▸ **What is being asked**
Reproduce word for word the part of the post-processing excerpt below that begins at the words "Step 7 — Post-Processing: retrieve_outputs()" and stops after the words "peak Li enrichment.".

▸ **Selected excerpt**
# # # # #
Li_infos is a simple struct holding two vectors — the MAGEMin outputs and the trace element outputs — one entry per sub-step of the extraction history.


Step 7 — Post-Processing: retrieve_outputs()

File: plot_figures.jl, lines 555–673

After the threaded loop finishes, this function extracts scalar summary fields from the full Out_all[np, np] array.

For each grid cell [i, j]:

  1. Find the maximum Li concentration — loop over all even-indexed steps (extraction events), find the one with the highest Cliq:
julia
Cliq = [Out_all[i,j].ext_out_te[k].Cliq[1] for k = 2:2:nval_points]
max_Cliq, index_Cliq = findmax(Cliq)
  1. Record the extraction event index — which episode produced the peak Li enrichment.

  2. Record the temperature at peak enrichment.

  3. Compute mineral vol% changes — for biotite, cordierite, muscovite, and staurolite, the change in volume fraction between the pre-extraction and post-extraction states:

julia
Δbi[i,j] = bi_end - bi_start

This tells whether a mineral grew or was consumed during the melt extraction step.
# # # # #
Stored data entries
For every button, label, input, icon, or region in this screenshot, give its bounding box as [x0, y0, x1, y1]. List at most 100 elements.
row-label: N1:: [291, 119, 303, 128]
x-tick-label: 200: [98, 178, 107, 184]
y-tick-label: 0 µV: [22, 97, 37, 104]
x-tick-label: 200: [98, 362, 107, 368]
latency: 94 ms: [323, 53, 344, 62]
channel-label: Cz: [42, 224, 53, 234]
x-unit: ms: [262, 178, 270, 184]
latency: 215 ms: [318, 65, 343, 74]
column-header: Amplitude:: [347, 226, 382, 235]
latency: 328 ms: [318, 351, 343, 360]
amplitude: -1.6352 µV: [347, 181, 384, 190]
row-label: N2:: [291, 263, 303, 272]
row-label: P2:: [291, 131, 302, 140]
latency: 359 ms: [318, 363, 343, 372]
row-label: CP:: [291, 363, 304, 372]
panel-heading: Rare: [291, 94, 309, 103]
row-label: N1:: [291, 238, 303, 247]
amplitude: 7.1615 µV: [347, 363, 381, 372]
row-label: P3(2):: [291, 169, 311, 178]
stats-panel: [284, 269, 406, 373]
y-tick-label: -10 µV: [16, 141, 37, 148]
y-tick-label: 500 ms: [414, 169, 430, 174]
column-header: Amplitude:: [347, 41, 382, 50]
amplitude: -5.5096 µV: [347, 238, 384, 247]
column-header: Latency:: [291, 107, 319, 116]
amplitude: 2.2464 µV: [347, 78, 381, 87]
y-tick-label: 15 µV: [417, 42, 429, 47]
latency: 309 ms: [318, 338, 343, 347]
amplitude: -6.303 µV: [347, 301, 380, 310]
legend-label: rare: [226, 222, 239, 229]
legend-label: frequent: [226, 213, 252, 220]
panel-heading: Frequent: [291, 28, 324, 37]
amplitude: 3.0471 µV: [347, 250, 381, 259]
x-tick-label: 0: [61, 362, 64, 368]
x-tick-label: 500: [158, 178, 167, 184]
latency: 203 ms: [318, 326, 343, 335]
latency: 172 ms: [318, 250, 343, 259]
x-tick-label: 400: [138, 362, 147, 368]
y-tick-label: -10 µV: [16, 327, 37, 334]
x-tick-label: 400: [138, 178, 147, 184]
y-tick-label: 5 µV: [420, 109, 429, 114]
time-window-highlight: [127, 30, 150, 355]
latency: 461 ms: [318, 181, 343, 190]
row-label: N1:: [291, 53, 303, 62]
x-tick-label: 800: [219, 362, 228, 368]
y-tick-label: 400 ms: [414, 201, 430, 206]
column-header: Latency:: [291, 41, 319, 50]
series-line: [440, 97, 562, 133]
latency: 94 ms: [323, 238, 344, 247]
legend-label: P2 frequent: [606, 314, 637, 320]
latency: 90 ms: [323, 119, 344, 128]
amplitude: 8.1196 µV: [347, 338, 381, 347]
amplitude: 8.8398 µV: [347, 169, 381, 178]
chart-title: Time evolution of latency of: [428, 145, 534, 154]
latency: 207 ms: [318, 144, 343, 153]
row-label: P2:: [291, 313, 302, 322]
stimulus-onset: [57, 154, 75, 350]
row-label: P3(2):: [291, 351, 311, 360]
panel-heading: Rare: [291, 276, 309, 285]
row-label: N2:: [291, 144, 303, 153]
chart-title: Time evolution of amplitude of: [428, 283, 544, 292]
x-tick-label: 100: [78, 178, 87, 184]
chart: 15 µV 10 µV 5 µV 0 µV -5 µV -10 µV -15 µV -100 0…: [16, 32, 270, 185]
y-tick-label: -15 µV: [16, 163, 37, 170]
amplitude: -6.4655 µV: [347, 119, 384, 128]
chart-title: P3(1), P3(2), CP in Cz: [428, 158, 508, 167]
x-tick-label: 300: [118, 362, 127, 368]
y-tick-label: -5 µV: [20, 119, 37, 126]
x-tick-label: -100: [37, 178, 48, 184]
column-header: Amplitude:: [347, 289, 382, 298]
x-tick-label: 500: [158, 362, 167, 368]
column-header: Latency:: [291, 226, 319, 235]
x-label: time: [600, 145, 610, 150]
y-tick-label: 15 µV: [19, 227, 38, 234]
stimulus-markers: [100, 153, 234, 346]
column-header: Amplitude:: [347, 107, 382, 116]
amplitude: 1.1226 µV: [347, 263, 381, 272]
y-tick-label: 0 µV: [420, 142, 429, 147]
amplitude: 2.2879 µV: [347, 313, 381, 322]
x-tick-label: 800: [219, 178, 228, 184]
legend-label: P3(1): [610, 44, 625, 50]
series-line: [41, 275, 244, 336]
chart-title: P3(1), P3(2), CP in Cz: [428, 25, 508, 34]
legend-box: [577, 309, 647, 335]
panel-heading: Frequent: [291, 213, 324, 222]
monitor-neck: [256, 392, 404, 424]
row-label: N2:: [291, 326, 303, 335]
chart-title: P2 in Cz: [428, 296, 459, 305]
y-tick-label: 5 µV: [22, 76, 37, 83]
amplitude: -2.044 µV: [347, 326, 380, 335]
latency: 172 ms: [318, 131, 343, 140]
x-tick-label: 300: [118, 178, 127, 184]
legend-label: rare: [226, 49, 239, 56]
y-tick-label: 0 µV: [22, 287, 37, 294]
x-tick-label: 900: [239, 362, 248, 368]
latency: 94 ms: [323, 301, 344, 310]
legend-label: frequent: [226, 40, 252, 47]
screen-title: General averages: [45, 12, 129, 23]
# # # # #
▸ **Your response**
Step 7 — Post-Processing: retrieve_outputs()

File: plot_figures.jl, lines 555–673

After the threaded loop finishes, this function extracts scalar summary fields from the full Out_all[np, np] array.

For each grid cell [i, j]:

  1. Find the maximum Li concentration — loop over all even-indexed steps (extraction events), find the one with the highest Cliq:
julia
Cliq = [Out_all[i,j].ext_out_te[k].Cliq[1] for k = 2:2:nval_points]
max_Cliq, index_Cliq = findmax(Cliq)
  1. Record the extraction event index — which episode produced the peak Li enrichment.